**Exercise prompt:**
Reproduce every line of the material below with no changes, from the first line to the last.

**Information shown:**
::::::::

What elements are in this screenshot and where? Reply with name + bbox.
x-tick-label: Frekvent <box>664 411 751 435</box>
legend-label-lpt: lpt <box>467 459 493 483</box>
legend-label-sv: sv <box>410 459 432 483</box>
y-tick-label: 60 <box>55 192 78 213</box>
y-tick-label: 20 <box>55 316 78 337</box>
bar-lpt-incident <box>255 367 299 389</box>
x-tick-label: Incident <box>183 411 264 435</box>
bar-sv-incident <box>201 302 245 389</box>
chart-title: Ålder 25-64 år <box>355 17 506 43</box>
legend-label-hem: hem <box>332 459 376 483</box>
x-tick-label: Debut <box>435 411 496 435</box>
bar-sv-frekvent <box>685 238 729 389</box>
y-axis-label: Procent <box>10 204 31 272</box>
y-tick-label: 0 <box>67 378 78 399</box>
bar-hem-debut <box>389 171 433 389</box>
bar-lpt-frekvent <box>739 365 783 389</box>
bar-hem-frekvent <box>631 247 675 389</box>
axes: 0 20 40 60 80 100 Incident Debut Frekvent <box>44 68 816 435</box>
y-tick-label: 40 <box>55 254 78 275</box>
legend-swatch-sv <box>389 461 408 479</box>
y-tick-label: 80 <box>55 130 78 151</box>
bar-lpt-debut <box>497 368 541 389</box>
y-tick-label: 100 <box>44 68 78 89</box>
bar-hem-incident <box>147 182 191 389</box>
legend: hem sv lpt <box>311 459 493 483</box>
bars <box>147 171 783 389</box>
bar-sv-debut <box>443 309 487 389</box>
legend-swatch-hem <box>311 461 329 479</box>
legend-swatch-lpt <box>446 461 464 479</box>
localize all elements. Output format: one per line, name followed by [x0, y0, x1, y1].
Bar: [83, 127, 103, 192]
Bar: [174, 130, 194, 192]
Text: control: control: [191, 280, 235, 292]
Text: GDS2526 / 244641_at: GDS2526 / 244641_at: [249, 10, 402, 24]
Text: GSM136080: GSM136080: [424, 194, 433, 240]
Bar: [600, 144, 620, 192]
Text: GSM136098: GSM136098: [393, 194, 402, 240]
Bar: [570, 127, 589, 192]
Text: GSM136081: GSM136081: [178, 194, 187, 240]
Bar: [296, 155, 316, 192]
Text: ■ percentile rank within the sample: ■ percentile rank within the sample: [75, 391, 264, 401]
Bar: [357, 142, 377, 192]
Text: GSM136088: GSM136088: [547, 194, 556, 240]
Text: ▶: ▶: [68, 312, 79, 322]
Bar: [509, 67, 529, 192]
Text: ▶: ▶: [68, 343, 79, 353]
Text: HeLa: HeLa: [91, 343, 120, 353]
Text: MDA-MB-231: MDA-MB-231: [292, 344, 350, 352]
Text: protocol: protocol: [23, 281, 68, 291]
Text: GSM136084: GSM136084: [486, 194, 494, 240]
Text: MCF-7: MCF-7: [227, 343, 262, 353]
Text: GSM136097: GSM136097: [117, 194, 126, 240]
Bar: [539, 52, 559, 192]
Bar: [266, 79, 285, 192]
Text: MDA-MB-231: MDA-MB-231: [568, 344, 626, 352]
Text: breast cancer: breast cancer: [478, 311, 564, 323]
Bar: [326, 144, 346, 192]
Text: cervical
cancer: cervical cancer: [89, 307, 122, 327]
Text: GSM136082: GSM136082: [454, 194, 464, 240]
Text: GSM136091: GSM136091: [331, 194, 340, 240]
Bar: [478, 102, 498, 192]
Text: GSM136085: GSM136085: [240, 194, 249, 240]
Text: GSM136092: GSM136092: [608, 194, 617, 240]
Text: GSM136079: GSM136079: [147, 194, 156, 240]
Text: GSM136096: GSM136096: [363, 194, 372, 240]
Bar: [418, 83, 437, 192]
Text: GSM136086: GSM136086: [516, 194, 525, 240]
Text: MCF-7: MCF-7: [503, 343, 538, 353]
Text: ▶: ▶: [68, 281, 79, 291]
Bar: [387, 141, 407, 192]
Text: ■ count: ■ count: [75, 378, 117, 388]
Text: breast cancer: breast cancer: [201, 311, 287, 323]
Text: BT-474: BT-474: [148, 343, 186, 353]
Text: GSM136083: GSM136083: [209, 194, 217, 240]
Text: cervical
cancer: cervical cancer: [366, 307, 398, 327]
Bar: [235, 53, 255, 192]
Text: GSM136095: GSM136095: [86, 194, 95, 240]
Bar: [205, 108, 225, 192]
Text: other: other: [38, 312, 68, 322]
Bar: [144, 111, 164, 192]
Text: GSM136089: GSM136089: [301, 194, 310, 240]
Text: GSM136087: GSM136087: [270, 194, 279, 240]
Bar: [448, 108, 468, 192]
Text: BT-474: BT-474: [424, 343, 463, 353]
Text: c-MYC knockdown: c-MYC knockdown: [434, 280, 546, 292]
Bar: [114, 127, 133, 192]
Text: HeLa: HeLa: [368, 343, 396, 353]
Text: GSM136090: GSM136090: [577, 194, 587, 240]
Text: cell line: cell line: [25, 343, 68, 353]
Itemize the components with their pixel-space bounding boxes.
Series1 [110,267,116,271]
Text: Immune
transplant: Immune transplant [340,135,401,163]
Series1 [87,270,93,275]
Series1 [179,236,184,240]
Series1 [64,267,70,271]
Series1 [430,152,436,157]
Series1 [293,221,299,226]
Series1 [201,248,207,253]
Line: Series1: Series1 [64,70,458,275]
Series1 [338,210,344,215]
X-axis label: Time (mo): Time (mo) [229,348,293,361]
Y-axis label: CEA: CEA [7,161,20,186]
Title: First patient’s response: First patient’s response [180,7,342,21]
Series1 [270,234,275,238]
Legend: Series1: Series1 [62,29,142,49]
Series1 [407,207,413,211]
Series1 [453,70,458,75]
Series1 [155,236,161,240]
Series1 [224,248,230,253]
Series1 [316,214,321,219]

::::::::

**Expected answer:**
What elements are in this screenshot and where? Reply with name + bbox.
x-tick-label: Frekvent <box>664 411 751 435</box>
legend-label-lpt: lpt <box>467 459 493 483</box>
legend-label-sv: sv <box>410 459 432 483</box>
y-tick-label: 60 <box>55 192 78 213</box>
y-tick-label: 20 <box>55 316 78 337</box>
bar-lpt-incident <box>255 367 299 389</box>
x-tick-label: Incident <box>183 411 264 435</box>
bar-sv-incident <box>201 302 245 389</box>
chart-title: Ålder 25-64 år <box>355 17 506 43</box>
legend-label-hem: hem <box>332 459 376 483</box>
x-tick-label: Debut <box>435 411 496 435</box>
bar-sv-frekvent <box>685 238 729 389</box>
y-axis-label: Procent <box>10 204 31 272</box>
y-tick-label: 0 <box>67 378 78 399</box>
bar-hem-debut <box>389 171 433 389</box>
bar-lpt-frekvent <box>739 365 783 389</box>
bar-hem-frekvent <box>631 247 675 389</box>
axes: 0 20 40 60 80 100 Incident Debut Frekvent <box>44 68 816 435</box>
y-tick-label: 40 <box>55 254 78 275</box>
legend-swatch-sv <box>389 461 408 479</box>
y-tick-label: 80 <box>55 130 78 151</box>
bar-lpt-debut <box>497 368 541 389</box>
y-tick-label: 100 <box>44 68 78 89</box>
bar-hem-incident <box>147 182 191 389</box>
legend: hem sv lpt <box>311 459 493 483</box>
bars <box>147 171 783 389</box>
bar-sv-debut <box>443 309 487 389</box>
legend-swatch-hem <box>311 461 329 479</box>
legend-swatch-lpt <box>446 461 464 479</box>
localize all elements. Output format: one per line, name followed by [x0, y0, x1, y1].
Bar: [83, 127, 103, 192]
Bar: [174, 130, 194, 192]
Text: control: control: [191, 280, 235, 292]
Text: GDS2526 / 244641_at: GDS2526 / 244641_at: [249, 10, 402, 24]
Text: GSM136080: GSM136080: [424, 194, 433, 240]
Bar: [600, 144, 620, 192]
Text: GSM136098: GSM136098: [393, 194, 402, 240]
Bar: [570, 127, 589, 192]
Text: GSM136081: GSM136081: [178, 194, 187, 240]
Bar: [296, 155, 316, 192]
Text: ■ percentile rank within the sample: ■ percentile rank within the sample: [75, 391, 264, 401]
Bar: [357, 142, 377, 192]
Text: GSM136088: GSM136088: [547, 194, 556, 240]
Text: ▶: ▶: [68, 312, 79, 322]
Bar: [509, 67, 529, 192]
Text: ▶: ▶: [68, 343, 79, 353]
Text: HeLa: HeLa: [91, 343, 120, 353]
Text: MDA-MB-231: MDA-MB-231: [292, 344, 350, 352]
Text: protocol: protocol: [23, 281, 68, 291]
Text: GSM136084: GSM136084: [486, 194, 494, 240]
Text: MCF-7: MCF-7: [227, 343, 262, 353]
Text: GSM136097: GSM136097: [117, 194, 126, 240]
Bar: [539, 52, 559, 192]
Bar: [266, 79, 285, 192]
Text: MDA-MB-231: MDA-MB-231: [568, 344, 626, 352]
Text: breast cancer: breast cancer: [478, 311, 564, 323]
Bar: [326, 144, 346, 192]
Text: cervical
cancer: cervical cancer: [89, 307, 122, 327]
Text: GSM136082: GSM136082: [454, 194, 464, 240]
Text: GSM136091: GSM136091: [331, 194, 340, 240]
Bar: [478, 102, 498, 192]
Text: GSM136085: GSM136085: [240, 194, 249, 240]
Text: GSM136092: GSM136092: [608, 194, 617, 240]
Text: GSM136079: GSM136079: [147, 194, 156, 240]
Text: GSM136096: GSM136096: [363, 194, 372, 240]
Bar: [418, 83, 437, 192]
Text: GSM136086: GSM136086: [516, 194, 525, 240]
Text: MCF-7: MCF-7: [503, 343, 538, 353]
Text: ▶: ▶: [68, 281, 79, 291]
Bar: [387, 141, 407, 192]
Text: ■ count: ■ count: [75, 378, 117, 388]
Text: breast cancer: breast cancer: [201, 311, 287, 323]
Text: BT-474: BT-474: [148, 343, 186, 353]
Text: GSM136083: GSM136083: [209, 194, 217, 240]
Text: cervical
cancer: cervical cancer: [366, 307, 398, 327]
Bar: [235, 53, 255, 192]
Text: GSM136095: GSM136095: [86, 194, 95, 240]
Bar: [205, 108, 225, 192]
Text: other: other: [38, 312, 68, 322]
Bar: [144, 111, 164, 192]
Text: GSM136089: GSM136089: [301, 194, 310, 240]
Text: GSM136087: GSM136087: [270, 194, 279, 240]
Bar: [448, 108, 468, 192]
Text: BT-474: BT-474: [424, 343, 463, 353]
Text: c-MYC knockdown: c-MYC knockdown: [434, 280, 546, 292]
Bar: [114, 127, 133, 192]
Text: HeLa: HeLa: [368, 343, 396, 353]
Text: GSM136090: GSM136090: [577, 194, 587, 240]
Text: cell line: cell line: [25, 343, 68, 353]
Itemize the components with their pixel-space bounding boxes.
Series1 [110,267,116,271]
Text: Immune
transplant: Immune transplant [340,135,401,163]
Series1 [87,270,93,275]
Series1 [179,236,184,240]
Series1 [64,267,70,271]
Series1 [430,152,436,157]
Series1 [293,221,299,226]
Series1 [201,248,207,253]
Line: Series1: Series1 [64,70,458,275]
Series1 [338,210,344,215]
X-axis label: Time (mo): Time (mo) [229,348,293,361]
Y-axis label: CEA: CEA [7,161,20,186]
Title: First patient’s response: First patient’s response [180,7,342,21]
Series1 [270,234,275,238]
Legend: Series1: Series1 [62,29,142,49]
Series1 [407,207,413,211]
Series1 [453,70,458,75]
Series1 [155,236,161,240]
Series1 [224,248,230,253]
Series1 [316,214,321,219]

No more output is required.